# START OF Document extract

Re: btrfs scrub with unexpected results

linux-btrfs.vger.kernel.org archive mirror
 help / color / mirror / Atom feed

From: Tom Arild Naess <tanaess@gmail.com>
To: "Austin S. Hemmelgarn" <ahferroin7@gmail.com>,
	linux-btrfs@vger.kernel.org
Subject: Re: btrfs scrub with unexpected results
Date: Wed, 9 Nov 2016 18:30:15 +0100	[thread overview]
Message-ID: <48d461f9-0455-5da2-651a-39d4e59cd217@gmail.com> (raw)
In-Reply-To: <479c9899-f073-5791-0693-1c9daef3f92d@gmail.com>

On 09. nov. 2016 14:04, Austin S. Hemmelgarn wrote:
> On 2016-11-09 07:40, Tom Arild Naess wrote:
>> Thanks for your lengthy answer. Just after posting my question I
>> realized that the last reboot I did resulted in the filesystem being
>> mounted RO. I started a "btrfs check --repair" but terminated it after
>> six days, since I really need to get the backup up and running again. I
>> have decided to start with a fresh btrfs to rule out any errors created
>> by old kernels.
> Even with other filesystems, doing this on occasion is generally a 
> good idea.  It goes double for BTRFS though, I'd say right now every 
> year or so you should be re-creating the filesystem if your using BTRFS.
>>
>> I find it unlikely that my problems are caused by any hardware faults,
>> as the server has been running 24/7 for six months with nightly backups
>> every day without any problems. Also the system has been scrubbed once a
>> month without issues in the same timespan. Every time there have been
>> scrubbing errors, these have all occurred in the the same old snapshots
>> that I created from my hard link backups. These were the first snapshots
>> I ever took, and back then I ran a quite old kernel.
> Just to clarify, most of the reason I'm thinking it's a hardware issue 
> is that a reboot fixed things.  In most cases I've seen, that 
> generally means you either have hardware problems (even failing 
> hardware usually works correctly for a little while after being power 
> cycled), or that you got hit with a memory error somewhere (not 
> everything has ECC memory on a server system, the on-device caches on 
> most disks and some storage controllers often don't for example).  It 
> could just as easily be the result of a bug somewhere as well, but I 
> usually tend to blame the hardware first because I find that it's a 
> lot easier to debug most of the time (I might also be a bit biased 
> because BTRFS has helped me ID a whole lot of marginal hardware in the 
> past 2 years).

Ok, I will keep this in mind if the server is starting to act strange again.
>>
>> If a fresh btrfs does not solve my problems, I will go through the list
>> you provided. Some have already been handled earlier, like memtest (did
>> a long run before the system was put into service). I am also running
>> smartctl as a service, and nothing is reported there either.

# END OF Document extract
# START OF Listed records

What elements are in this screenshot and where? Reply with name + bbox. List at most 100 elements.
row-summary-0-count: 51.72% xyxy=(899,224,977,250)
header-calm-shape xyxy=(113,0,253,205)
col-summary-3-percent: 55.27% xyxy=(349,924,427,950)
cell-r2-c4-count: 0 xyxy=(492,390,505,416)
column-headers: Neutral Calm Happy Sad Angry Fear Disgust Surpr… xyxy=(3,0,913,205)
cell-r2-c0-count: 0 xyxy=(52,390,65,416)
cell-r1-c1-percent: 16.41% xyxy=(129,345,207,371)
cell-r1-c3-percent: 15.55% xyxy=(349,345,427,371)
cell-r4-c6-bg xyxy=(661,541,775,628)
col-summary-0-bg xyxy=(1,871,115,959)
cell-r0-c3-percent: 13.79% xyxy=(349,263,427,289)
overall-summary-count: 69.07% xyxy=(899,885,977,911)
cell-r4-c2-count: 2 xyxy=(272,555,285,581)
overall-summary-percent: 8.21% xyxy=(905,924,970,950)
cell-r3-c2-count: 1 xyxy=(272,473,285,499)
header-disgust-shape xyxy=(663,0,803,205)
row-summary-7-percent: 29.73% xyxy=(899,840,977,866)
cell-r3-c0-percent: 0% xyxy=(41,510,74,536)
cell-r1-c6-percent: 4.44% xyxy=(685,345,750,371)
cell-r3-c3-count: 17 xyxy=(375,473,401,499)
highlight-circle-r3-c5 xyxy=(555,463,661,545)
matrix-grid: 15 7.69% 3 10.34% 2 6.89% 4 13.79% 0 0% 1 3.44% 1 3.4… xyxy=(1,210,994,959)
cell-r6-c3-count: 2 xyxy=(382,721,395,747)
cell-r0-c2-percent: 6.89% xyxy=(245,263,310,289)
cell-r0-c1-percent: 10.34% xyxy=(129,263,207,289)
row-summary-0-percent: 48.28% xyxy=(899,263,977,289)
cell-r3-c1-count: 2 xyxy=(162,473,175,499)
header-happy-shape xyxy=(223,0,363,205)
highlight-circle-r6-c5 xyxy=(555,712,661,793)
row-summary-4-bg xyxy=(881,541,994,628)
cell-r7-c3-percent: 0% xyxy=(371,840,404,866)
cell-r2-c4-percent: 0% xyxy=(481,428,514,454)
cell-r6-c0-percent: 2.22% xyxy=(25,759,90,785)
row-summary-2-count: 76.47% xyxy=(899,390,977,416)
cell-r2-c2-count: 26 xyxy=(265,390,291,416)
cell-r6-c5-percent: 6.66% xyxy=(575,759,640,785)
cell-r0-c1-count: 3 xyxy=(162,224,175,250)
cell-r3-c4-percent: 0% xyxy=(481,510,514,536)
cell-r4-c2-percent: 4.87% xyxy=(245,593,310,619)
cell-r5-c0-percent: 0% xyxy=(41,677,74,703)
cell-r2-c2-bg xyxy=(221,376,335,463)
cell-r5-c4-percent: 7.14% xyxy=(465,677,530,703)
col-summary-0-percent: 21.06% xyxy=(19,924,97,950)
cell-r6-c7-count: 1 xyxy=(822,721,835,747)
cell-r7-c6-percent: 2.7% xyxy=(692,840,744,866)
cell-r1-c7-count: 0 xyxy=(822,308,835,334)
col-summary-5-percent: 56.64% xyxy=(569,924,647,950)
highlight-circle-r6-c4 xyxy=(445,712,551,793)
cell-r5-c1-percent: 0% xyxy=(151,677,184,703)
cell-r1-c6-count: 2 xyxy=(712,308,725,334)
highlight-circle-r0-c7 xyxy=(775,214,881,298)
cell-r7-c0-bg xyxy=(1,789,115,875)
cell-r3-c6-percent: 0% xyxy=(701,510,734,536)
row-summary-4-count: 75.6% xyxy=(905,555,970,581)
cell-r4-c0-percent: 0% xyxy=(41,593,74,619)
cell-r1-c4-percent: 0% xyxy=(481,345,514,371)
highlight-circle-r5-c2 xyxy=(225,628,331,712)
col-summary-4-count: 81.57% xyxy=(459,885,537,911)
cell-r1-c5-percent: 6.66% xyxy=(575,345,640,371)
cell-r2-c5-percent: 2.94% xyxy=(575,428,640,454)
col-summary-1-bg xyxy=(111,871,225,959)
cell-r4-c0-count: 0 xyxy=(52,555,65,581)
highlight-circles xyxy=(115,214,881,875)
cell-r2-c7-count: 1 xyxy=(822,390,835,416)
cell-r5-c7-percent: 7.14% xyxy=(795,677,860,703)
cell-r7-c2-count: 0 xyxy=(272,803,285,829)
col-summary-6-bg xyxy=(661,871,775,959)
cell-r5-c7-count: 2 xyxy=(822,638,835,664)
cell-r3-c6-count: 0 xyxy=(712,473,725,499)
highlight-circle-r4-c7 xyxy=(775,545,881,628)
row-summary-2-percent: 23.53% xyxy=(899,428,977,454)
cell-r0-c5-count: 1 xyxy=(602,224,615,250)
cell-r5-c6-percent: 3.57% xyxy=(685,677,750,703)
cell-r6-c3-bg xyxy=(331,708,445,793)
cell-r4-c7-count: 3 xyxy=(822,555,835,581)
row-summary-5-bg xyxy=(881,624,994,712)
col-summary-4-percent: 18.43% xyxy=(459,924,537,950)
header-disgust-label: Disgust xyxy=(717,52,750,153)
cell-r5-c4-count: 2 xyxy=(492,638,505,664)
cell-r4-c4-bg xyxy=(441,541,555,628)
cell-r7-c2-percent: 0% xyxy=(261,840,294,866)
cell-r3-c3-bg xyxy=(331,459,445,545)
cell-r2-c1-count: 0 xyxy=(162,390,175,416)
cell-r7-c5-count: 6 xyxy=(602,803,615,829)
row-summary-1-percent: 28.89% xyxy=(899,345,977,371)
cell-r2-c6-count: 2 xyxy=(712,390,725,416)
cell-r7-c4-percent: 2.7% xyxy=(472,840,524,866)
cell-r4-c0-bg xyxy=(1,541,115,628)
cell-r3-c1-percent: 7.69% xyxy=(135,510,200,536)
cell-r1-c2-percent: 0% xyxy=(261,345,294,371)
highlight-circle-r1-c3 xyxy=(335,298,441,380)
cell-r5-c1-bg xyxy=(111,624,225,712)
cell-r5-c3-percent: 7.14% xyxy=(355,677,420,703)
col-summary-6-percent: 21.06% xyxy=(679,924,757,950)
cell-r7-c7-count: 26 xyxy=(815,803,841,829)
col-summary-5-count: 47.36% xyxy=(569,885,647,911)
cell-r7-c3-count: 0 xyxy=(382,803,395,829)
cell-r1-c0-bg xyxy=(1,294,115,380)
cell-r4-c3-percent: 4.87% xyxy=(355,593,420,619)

# END OF Listed records

**Short task**
Answer these questions about the btrfs scrub thread:
1. How long did the "btrfs check --repair" run before it was terminated?
2. How often does the reply say the filesystem should be re-created when using BTRFS?
3. Which tool is run as a service, with nothing reported?

**Solution for this task**
1. Six days.
2. Every year or so.
3. smartctl.